■ RECORDS FOR THE TASK:
|---|
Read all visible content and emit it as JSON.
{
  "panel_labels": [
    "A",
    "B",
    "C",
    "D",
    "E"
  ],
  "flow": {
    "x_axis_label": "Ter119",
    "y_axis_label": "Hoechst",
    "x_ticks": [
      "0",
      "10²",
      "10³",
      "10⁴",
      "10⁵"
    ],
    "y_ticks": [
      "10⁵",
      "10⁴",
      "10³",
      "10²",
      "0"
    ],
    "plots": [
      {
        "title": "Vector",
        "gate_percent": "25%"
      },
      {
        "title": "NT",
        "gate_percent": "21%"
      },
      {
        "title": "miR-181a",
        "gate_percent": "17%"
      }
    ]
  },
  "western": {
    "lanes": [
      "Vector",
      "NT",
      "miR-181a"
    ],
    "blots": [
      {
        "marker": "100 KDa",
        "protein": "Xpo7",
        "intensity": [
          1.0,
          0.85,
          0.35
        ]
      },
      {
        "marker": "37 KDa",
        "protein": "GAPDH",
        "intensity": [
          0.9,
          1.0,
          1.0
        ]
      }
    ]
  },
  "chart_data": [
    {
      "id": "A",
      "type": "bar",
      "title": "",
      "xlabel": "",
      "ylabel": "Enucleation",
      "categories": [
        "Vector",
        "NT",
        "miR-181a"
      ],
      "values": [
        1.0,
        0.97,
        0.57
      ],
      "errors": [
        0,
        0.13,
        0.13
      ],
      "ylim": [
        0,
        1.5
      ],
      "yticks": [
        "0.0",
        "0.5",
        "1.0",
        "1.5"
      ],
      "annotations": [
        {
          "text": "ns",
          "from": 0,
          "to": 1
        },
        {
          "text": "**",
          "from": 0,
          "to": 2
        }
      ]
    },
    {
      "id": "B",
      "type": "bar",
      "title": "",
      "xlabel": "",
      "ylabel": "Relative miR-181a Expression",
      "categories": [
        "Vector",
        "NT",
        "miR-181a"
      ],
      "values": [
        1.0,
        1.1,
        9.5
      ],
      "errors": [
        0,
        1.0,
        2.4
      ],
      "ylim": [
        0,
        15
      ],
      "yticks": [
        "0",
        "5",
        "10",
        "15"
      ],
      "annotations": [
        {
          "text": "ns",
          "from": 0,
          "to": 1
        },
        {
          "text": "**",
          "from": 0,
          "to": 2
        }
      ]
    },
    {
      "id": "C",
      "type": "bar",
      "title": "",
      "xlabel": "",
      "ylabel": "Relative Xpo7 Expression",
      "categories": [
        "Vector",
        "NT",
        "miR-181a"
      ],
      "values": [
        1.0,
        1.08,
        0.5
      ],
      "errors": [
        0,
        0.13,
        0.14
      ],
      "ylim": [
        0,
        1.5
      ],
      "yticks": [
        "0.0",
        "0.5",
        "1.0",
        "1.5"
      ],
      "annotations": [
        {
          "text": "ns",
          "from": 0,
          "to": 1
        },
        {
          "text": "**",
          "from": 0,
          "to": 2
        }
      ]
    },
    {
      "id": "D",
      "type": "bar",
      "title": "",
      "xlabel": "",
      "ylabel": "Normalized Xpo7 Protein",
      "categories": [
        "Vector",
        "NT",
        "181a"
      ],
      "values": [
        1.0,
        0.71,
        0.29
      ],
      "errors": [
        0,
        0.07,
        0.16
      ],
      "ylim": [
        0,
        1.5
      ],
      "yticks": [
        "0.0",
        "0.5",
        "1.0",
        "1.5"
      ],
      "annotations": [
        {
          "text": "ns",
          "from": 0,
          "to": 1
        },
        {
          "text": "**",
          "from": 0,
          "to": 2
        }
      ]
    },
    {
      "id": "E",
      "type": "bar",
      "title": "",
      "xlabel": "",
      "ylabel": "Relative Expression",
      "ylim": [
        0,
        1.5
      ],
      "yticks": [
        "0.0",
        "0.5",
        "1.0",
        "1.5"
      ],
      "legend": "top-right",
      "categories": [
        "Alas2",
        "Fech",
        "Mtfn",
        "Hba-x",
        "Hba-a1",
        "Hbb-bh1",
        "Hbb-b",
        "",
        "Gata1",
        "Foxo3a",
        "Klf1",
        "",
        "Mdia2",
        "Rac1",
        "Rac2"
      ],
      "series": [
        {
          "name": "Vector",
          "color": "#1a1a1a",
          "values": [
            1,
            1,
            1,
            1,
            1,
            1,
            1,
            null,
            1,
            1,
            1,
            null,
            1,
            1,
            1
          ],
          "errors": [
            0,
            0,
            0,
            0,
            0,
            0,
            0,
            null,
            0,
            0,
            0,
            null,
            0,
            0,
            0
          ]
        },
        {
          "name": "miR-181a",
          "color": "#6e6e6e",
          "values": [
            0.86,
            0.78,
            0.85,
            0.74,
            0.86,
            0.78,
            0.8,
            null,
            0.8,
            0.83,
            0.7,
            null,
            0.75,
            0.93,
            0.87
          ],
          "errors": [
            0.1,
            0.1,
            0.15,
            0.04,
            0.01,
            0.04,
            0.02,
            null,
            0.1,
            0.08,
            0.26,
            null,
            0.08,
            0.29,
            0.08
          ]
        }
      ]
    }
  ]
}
|---|
■ GOAL OF THE EXERCISE: Your response must repeat all of the material above exactly.

■ ANSWER BELOW:
Read all visible content and emit it as JSON.
{
  "panel_labels": [
    "A",
    "B",
    "C",
    "D",
    "E"
  ],
  "flow": {
    "x_axis_label": "Ter119",
    "y_axis_label": "Hoechst",
    "x_ticks": [
      "0",
      "10²",
      "10³",
      "10⁴",
      "10⁵"
    ],
    "y_ticks": [
      "10⁵",
      "10⁴",
      "10³",
      "10²",
      "0"
    ],
    "plots": [
      {
        "title": "Vector",
        "gate_percent": "25%"
      },
      {
        "title": "NT",
        "gate_percent": "21%"
      },
      {
        "title": "miR-181a",
        "gate_percent": "17%"
      }
    ]
  },
  "western": {
    "lanes": [
      "Vector",
      "NT",
      "miR-181a"
    ],
    "blots": [
      {
        "marker": "100 KDa",
        "protein": "Xpo7",
        "intensity": [
          1.0,
          0.85,
          0.35
        ]
      },
      {
        "marker": "37 KDa",
        "protein": "GAPDH",
        "intensity": [
          0.9,
          1.0,
          1.0
        ]
      }
    ]
  },
  "chart_data": [
    {
      "id": "A",
      "type": "bar",
      "title": "",
      "xlabel": "",
      "ylabel": "Enucleation",
      "categories": [
        "Vector",
        "NT",
        "miR-181a"
      ],
      "values": [
        1.0,
        0.97,
        0.57
      ],
      "errors": [
        0,
        0.13,
        0.13
      ],
      "ylim": [
        0,
        1.5
      ],
      "yticks": [
        "0.0",
        "0.5",
        "1.0",
        "1.5"
      ],
      "annotations": [
        {
          "text": "ns",
          "from": 0,
          "to": 1
        },
        {
          "text": "**",
          "from": 0,
          "to": 2
        }
      ]
    },
    {
      "id": "B",
      "type": "bar",
      "title": "",
      "xlabel": "",
      "ylabel": "Relative miR-181a Expression",
      "categories": [
        "Vector",
        "NT",
        "miR-181a"
      ],
      "values": [
        1.0,
        1.1,
        9.5
      ],
      "errors": [
        0,
        1.0,
        2.4
      ],
      "ylim": [
        0,
        15
      ],
      "yticks": [
        "0",
        "5",
        "10",
        "15"
      ],
      "annotations": [
        {
          "text": "ns",
          "from": 0,
          "to": 1
        },
        {
          "text": "**",
          "from": 0,
          "to": 2
        }
      ]
    },
    {
      "id": "C",
      "type": "bar",
      "title": "",
      "xlabel": "",
      "ylabel": "Relative Xpo7 Expression",
      "categories": [
        "Vector",
        "NT",
        "miR-181a"
      ],
      "values": [
        1.0,
        1.08,
        0.5
      ],
      "errors": [
        0,
        0.13,
        0.14
      ],
      "ylim": [
        0,
        1.5
      ],
      "yticks": [
        "0.0",
        "0.5",
        "1.0",
        "1.5"
      ],
      "annotations": [
        {
          "text": "ns",
          "from": 0,
          "to": 1
        },
        {
          "text": "**",
          "from": 0,
          "to": 2
        }
      ]
    },
    {
      "id": "D",
      "type": "bar",
      "title": "",
      "xlabel": "",
      "ylabel": "Normalized Xpo7 Protein",
      "categories": [
        "Vector",
        "NT",
        "181a"
      ],
      "values": [
        1.0,
        0.71,
        0.29
      ],
      "errors": [
        0,
        0.07,
        0.16
      ],
      "ylim": [
        0,
        1.5
      ],
      "yticks": [
        "0.0",
        "0.5",
        "1.0",
        "1.5"
      ],
      "annotations": [
        {
          "text": "ns",
          "from": 0,
          "to": 1
        },
        {
          "text": "**",
          "from": 0,
          "to": 2
        }
      ]
    },
    {
      "id": "E",
      "type": "bar",
      "title": "",
      "xlabel": "",
      "ylabel": "Relative Expression",
      "ylim": [
        0,
        1.5
      ],
      "yticks": [
        "0.0",
        "0.5",
        "1.0",
        "1.5"
      ],
      "legend": "top-right",
      "categories": [
        "Alas2",
        "Fech",
        "Mtfn",
        "Hba-x",
        "Hba-a1",
        "Hbb-bh1",
        "Hbb-b",
        "",
        "Gata1",
        "Foxo3a",
        "Klf1",
        "",
        "Mdia2",
        "Rac1",
        "Rac2"
      ],
      "series": [
        {
          "name": "Vector",
          "color": "#1a1a1a",
          "values": [
            1,
            1,
            1,
            1,
            1,
            1,
            1,
            null,
            1,
            1,
            1,
            null,
            1,
            1,
            1
          ],
          "errors": [
            0,
            0,
            0,
            0,
            0,
            0,
            0,
            null,
            0,
            0,
            0,
            null,
            0,
            0,
            0
          ]
        },
        {
          "name": "miR-181a",
          "color": "#6e6e6e",
          "values": [
            0.86,
            0.78,
            0.85,
            0.74,
            0.86,
            0.78,
            0.8,
            null,
            0.8,
            0.83,
            0.7,
            null,
            0.75,
            0.93,
            0.87
          ],
          "errors": [
            0.1,
            0.1,
            0.15,
            0.04,
            0.01,
            0.04,
            0.02,
            null,
            0.1,
            0.08,
            0.26,
            null,
            0.08,
            0.29,
            0.08
          ]
        }
      ]
    }
  ]
}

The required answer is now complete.